Check every line below for the word "addresses" and copy each one that has it.

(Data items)
- - - - - - -

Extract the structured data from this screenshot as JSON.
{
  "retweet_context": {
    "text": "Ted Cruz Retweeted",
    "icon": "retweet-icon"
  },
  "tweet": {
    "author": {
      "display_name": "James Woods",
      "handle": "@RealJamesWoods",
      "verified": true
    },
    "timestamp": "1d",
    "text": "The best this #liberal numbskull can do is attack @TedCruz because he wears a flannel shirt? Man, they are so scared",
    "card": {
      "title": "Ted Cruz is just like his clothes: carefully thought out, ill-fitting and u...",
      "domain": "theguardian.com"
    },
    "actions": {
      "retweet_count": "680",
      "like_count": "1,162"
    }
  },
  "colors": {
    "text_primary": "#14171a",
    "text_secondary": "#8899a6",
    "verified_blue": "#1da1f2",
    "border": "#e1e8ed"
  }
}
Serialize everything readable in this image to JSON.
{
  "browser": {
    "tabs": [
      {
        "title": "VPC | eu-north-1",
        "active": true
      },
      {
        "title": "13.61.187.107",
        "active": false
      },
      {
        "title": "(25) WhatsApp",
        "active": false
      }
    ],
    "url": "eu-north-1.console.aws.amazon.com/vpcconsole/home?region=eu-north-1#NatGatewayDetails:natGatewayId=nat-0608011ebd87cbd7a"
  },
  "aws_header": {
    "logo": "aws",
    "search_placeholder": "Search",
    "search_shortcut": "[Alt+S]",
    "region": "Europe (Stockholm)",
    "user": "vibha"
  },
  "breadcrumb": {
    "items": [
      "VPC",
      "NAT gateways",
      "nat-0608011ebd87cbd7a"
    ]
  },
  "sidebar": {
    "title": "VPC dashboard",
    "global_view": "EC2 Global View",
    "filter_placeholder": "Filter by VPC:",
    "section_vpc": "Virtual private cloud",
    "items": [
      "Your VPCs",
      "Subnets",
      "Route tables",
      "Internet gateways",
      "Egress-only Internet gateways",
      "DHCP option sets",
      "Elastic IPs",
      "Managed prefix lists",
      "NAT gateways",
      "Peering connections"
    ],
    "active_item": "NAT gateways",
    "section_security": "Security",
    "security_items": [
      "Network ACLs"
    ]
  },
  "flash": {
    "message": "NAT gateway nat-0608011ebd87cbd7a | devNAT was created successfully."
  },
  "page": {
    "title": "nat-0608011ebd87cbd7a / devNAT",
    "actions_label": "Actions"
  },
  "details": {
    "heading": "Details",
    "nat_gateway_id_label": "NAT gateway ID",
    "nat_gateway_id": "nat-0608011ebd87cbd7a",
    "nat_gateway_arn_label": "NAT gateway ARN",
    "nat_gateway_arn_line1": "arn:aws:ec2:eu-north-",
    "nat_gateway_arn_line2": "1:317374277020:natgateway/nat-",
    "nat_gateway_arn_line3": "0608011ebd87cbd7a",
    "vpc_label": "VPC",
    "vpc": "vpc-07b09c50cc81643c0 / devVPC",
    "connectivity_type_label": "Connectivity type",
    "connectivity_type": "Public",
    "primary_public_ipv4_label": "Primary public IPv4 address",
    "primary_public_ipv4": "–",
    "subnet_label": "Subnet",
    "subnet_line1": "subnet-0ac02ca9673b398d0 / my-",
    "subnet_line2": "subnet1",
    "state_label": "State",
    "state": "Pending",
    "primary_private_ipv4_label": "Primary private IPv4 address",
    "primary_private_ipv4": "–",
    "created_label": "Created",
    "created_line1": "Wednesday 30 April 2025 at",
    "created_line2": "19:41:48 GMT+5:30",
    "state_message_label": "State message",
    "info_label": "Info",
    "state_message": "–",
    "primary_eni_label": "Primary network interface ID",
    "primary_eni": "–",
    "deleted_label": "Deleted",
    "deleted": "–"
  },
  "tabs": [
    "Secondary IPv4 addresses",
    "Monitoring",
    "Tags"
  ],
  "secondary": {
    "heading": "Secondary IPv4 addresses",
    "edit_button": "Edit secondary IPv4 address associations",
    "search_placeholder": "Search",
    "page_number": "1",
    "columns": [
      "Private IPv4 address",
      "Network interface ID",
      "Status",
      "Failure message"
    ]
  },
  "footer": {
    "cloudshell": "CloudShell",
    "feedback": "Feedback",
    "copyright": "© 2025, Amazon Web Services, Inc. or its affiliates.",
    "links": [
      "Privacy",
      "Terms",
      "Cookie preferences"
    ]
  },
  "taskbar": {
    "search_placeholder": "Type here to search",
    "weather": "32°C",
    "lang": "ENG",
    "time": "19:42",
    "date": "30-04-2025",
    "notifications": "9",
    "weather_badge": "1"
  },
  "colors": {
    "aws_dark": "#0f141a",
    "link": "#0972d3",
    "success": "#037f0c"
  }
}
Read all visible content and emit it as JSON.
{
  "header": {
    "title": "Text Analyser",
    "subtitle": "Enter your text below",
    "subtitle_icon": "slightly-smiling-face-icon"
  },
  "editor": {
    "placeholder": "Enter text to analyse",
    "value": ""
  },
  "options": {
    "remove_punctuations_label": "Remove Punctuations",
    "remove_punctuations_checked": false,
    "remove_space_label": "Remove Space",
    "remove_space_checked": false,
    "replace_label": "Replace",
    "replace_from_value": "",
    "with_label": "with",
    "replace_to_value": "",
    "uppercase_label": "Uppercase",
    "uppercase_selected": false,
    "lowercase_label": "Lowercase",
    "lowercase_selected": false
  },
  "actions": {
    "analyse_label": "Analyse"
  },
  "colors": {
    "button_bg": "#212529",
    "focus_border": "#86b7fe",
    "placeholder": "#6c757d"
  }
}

- - - - - - -

◆ **The answer**:
    "Secondary IPv4 addresses",
    "heading": "Secondary IPv4 addresses",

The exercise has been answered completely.